* **Task**: Copy the lines below verbatim, beginning with the line that includes "Convert this chart to structured JSON data." and continuing to the end; leave out everything before it.

* **Data for this task**:
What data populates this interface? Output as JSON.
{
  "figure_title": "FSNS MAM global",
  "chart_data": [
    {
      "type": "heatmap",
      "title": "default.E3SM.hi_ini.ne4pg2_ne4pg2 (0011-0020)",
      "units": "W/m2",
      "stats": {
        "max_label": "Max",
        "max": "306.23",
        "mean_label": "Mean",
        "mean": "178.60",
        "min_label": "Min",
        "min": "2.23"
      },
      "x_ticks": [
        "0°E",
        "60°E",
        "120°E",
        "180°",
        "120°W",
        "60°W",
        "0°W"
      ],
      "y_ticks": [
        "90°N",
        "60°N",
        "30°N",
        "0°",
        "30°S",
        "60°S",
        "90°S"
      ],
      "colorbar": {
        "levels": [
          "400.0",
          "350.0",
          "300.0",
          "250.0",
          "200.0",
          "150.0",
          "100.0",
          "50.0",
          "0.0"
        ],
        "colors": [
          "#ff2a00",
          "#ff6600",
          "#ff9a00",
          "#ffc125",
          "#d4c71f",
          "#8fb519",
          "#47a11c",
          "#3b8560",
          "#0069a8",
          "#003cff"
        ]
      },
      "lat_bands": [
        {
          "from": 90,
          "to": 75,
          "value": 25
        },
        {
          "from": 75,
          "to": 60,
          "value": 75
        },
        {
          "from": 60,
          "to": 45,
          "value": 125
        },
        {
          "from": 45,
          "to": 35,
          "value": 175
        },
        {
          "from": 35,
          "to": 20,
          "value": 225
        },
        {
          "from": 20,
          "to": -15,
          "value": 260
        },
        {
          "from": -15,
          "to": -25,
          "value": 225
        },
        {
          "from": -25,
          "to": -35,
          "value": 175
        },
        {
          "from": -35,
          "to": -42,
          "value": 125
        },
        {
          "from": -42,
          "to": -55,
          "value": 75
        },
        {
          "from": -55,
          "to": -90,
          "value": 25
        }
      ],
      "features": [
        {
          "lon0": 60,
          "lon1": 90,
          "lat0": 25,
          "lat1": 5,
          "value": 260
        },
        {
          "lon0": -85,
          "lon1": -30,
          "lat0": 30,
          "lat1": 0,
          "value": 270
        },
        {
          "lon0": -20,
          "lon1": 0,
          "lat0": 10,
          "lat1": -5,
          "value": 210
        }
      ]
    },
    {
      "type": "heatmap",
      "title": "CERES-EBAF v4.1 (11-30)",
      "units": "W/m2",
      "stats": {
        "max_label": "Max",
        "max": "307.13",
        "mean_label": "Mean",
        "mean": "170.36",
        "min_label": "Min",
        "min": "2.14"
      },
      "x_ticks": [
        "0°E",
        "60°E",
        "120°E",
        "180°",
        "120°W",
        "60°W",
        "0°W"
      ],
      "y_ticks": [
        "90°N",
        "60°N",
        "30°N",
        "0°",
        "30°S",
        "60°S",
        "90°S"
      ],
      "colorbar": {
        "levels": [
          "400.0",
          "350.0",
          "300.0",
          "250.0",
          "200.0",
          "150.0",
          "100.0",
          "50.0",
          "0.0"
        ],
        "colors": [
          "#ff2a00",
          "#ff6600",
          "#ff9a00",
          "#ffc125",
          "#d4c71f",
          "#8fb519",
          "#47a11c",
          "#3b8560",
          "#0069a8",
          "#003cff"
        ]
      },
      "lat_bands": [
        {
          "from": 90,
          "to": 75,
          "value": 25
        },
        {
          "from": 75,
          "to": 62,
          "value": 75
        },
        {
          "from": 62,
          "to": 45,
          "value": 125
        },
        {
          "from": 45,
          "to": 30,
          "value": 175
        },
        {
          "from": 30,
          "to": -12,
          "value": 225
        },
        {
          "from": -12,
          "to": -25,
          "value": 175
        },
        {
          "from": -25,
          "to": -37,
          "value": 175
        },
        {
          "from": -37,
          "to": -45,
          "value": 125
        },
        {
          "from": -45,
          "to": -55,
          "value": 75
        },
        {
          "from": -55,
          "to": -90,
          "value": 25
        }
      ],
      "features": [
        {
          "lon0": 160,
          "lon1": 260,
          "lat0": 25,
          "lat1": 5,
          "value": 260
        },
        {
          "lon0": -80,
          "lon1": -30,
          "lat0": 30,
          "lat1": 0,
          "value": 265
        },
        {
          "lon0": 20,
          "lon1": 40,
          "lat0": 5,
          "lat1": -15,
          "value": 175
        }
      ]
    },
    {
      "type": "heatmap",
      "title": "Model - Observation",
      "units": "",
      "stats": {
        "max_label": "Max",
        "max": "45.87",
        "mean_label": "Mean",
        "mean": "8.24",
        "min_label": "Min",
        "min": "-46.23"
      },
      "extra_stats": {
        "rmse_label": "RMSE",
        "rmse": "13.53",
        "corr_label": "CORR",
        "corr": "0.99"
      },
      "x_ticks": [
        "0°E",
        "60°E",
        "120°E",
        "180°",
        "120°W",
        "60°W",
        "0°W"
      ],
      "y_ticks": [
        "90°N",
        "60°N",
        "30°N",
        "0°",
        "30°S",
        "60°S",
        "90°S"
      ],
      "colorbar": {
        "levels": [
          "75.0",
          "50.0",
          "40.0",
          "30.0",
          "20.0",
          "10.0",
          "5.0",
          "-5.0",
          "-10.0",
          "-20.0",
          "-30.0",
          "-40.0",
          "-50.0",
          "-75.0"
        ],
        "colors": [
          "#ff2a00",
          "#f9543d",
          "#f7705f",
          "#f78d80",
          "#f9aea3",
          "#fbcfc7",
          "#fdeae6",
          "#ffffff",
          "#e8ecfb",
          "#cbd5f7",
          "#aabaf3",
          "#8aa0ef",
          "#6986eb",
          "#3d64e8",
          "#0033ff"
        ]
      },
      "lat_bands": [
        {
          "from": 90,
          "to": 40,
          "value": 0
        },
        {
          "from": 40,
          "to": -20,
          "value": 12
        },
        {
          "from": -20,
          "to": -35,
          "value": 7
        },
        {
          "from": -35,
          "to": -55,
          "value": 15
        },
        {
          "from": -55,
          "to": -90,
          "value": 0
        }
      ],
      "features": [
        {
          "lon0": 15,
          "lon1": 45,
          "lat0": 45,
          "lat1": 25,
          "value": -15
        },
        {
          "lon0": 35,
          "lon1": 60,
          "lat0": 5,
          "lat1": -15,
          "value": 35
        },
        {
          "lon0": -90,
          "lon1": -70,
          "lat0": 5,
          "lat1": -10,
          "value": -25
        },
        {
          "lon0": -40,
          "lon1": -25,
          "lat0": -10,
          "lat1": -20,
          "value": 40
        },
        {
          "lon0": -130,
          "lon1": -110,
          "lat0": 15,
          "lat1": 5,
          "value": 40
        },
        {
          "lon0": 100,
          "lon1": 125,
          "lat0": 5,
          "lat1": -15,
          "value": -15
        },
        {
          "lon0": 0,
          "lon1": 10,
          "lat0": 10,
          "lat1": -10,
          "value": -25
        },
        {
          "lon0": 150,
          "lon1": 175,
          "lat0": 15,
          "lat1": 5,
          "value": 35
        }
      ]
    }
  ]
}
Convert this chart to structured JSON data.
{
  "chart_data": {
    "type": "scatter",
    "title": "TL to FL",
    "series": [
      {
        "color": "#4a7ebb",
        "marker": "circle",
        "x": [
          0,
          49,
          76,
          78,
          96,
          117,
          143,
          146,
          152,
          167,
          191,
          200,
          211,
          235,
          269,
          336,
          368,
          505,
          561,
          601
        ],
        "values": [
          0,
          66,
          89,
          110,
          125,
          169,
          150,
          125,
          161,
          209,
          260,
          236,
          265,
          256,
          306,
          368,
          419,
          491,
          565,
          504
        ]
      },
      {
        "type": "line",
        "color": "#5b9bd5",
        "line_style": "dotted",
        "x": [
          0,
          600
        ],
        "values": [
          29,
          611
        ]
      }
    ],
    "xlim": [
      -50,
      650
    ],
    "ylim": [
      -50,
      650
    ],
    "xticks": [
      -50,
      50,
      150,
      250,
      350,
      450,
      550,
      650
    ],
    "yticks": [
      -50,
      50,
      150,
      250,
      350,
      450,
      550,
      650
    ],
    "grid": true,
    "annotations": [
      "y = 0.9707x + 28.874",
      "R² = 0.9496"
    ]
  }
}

* **Full solution**:
Convert this chart to structured JSON data.
{
  "chart_data": {
    "type": "scatter",
    "title": "TL to FL",
    "series": [
      {
        "color": "#4a7ebb",
        "marker": "circle",
        "x": [
          0,
          49,
          76,
          78,
          96,
          117,
          143,
          146,
          152,
          167,
          191,
          200,
          211,
          235,
          269,
          336,
          368,
          505,
          561,
          601
        ],
        "values": [
          0,
          66,
          89,
          110,
          125,
          169,
          150,
          125,
          161,
          209,
          260,
          236,
          265,
          256,
          306,
          368,
          419,
          491,
          565,
          504
        ]
      },
      {
        "type": "line",
        "color": "#5b9bd5",
        "line_style": "dotted",
        "x": [
          0,
          600
        ],
        "values": [
          29,
          611
        ]
      }
    ],
    "xlim": [
      -50,
      650
    ],
    "ylim": [
      -50,
      650
    ],
    "xticks": [
      -50,
      50,
      150,
      250,
      350,
      450,
      550,
      650
    ],
    "yticks": [
      -50,
      50,
      150,
      250,
      350,
      450,
      550,
      650
    ],
    "grid": true,
    "annotations": [
      "y = 0.9707x + 28.874",
      "R² = 0.9496"
    ]
  }
}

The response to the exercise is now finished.